WHAT THIS TASK INVOLVES – Count every line that has the word "通所型サービス". Give the number, without anything more.
═══ DATA FOR PROCESSING ═══
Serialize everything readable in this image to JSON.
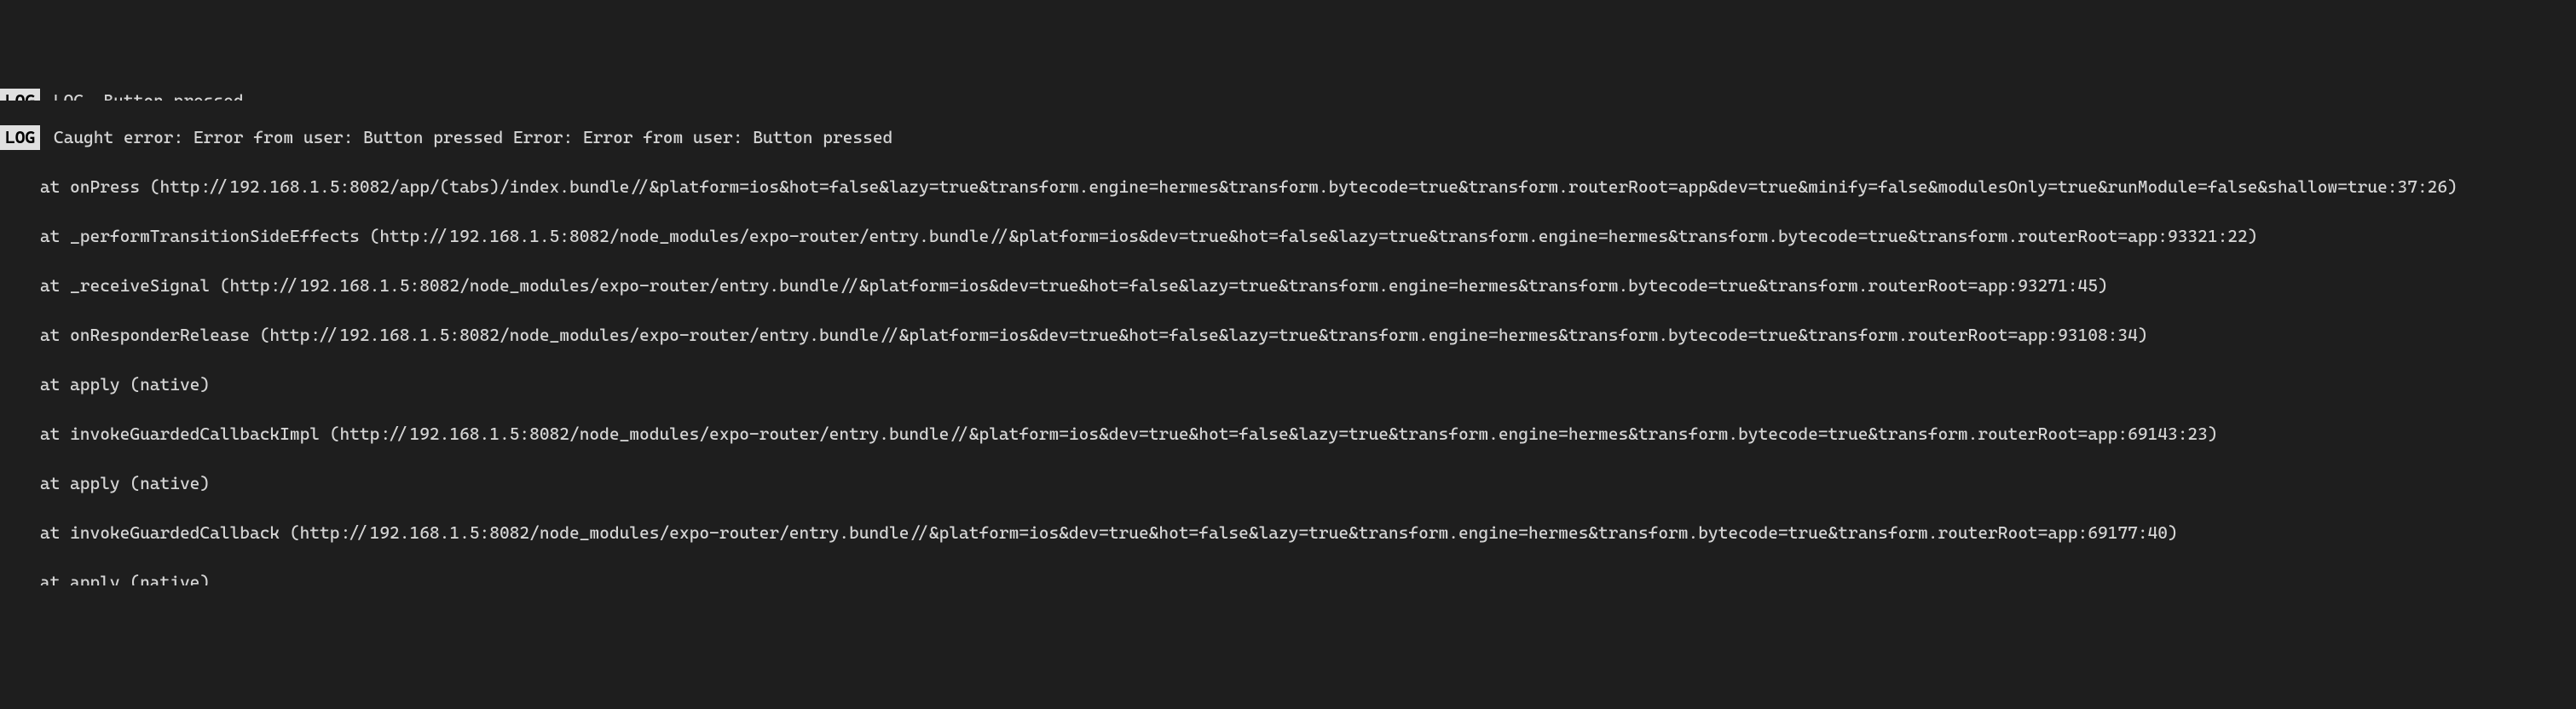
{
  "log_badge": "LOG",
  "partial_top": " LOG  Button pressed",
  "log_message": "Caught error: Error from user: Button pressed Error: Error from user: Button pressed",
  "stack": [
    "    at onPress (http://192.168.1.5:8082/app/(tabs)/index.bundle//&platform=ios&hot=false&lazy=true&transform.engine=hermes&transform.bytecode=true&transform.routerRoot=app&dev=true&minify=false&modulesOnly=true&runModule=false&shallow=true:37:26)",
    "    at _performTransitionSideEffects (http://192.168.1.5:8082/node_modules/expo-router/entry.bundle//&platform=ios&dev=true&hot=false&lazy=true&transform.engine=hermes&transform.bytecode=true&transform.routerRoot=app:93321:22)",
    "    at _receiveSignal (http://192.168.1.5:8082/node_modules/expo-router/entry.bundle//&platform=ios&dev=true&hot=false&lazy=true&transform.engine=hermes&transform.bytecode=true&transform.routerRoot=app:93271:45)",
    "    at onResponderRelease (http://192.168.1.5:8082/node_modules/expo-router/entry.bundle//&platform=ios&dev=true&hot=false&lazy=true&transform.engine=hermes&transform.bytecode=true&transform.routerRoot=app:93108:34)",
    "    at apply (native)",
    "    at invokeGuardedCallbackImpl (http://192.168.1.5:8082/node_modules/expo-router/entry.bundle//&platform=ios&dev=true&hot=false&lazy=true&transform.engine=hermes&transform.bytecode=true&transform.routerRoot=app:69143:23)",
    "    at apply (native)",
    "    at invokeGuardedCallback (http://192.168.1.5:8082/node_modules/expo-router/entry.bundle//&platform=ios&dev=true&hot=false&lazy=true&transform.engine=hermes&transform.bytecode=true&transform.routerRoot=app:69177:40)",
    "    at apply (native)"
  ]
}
═══
═══ DATA FOR PROCESSING ═══
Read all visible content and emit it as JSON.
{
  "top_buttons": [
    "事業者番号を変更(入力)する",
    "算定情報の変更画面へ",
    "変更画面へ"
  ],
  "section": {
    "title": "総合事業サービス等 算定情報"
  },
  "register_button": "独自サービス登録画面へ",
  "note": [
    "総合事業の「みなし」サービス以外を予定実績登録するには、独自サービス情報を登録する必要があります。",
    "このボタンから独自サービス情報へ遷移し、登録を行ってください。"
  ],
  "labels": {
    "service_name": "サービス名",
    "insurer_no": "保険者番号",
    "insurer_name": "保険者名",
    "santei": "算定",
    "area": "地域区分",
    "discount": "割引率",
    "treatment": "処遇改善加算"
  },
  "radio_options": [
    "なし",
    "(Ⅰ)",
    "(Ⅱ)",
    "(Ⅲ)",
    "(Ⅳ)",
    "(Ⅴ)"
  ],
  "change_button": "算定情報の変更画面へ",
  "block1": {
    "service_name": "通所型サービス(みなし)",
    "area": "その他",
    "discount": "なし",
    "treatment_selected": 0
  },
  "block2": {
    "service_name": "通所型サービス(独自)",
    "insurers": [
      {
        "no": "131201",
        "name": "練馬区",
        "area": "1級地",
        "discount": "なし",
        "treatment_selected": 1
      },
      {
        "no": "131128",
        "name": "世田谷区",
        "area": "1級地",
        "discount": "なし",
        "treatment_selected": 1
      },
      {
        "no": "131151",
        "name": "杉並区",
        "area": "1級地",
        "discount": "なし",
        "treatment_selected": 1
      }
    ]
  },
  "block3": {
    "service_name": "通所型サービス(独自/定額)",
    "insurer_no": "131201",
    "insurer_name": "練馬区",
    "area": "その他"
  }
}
═══
═══ DATA FOR PROCESSING ═══
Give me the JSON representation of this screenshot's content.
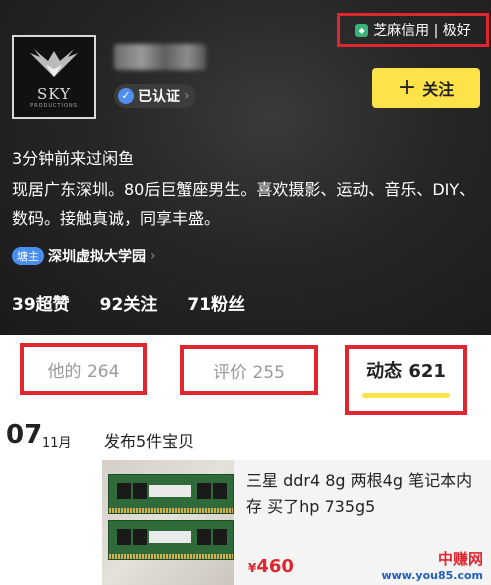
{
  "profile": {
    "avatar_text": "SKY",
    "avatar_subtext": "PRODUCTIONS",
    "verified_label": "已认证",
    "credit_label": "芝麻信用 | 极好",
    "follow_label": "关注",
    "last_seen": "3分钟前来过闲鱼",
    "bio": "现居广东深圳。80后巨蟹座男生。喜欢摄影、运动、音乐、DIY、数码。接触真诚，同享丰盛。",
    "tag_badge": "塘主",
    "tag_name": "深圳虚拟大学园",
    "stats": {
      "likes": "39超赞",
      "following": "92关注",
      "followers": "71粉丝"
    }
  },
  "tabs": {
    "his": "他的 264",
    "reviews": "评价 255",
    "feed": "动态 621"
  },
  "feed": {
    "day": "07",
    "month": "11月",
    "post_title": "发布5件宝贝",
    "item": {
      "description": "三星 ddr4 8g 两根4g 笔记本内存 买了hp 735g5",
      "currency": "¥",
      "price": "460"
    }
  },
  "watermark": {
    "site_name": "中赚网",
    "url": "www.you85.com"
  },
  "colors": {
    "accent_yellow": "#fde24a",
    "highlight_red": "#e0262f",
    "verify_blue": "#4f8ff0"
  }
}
═══
WRITTEN SOLUTION – 3